[What needs to be done] Transcribe every line exactly. Leave the pictures behind.
+ + +
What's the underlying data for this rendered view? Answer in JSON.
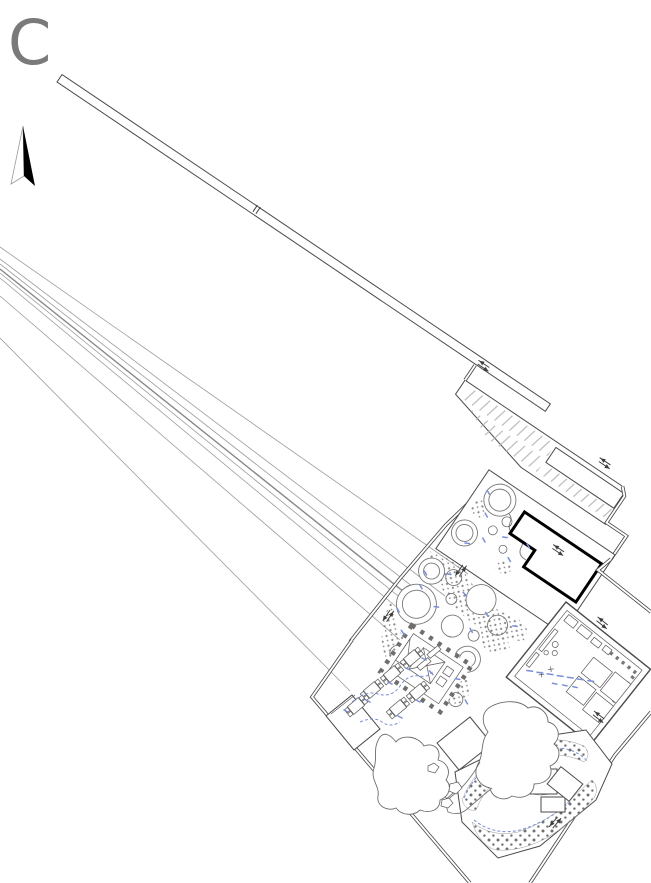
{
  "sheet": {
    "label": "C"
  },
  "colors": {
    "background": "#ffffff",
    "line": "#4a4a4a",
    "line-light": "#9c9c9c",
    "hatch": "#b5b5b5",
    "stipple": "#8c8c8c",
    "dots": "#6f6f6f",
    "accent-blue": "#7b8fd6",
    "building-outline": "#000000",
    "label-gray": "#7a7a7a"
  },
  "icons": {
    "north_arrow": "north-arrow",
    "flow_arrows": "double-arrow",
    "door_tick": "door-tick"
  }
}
+ + +
[Response below]
What's the underlying data for this rendered view? Answer in JSON.
{
  "sheet": {
    "label": "C"
  },
  "colors": {
    "background": "#ffffff",
    "line": "#4a4a4a",
    "line-light": "#9c9c9c",
    "hatch": "#b5b5b5",
    "stipple": "#8c8c8c",
    "dots": "#6f6f6f",
    "accent-blue": "#7b8fd6",
    "building-outline": "#000000",
    "label-gray": "#7a7a7a"
  },
  "icons": {
    "north_arrow": "north-arrow",
    "flow_arrows": "double-arrow",
    "door_tick": "door-tick"
  }
}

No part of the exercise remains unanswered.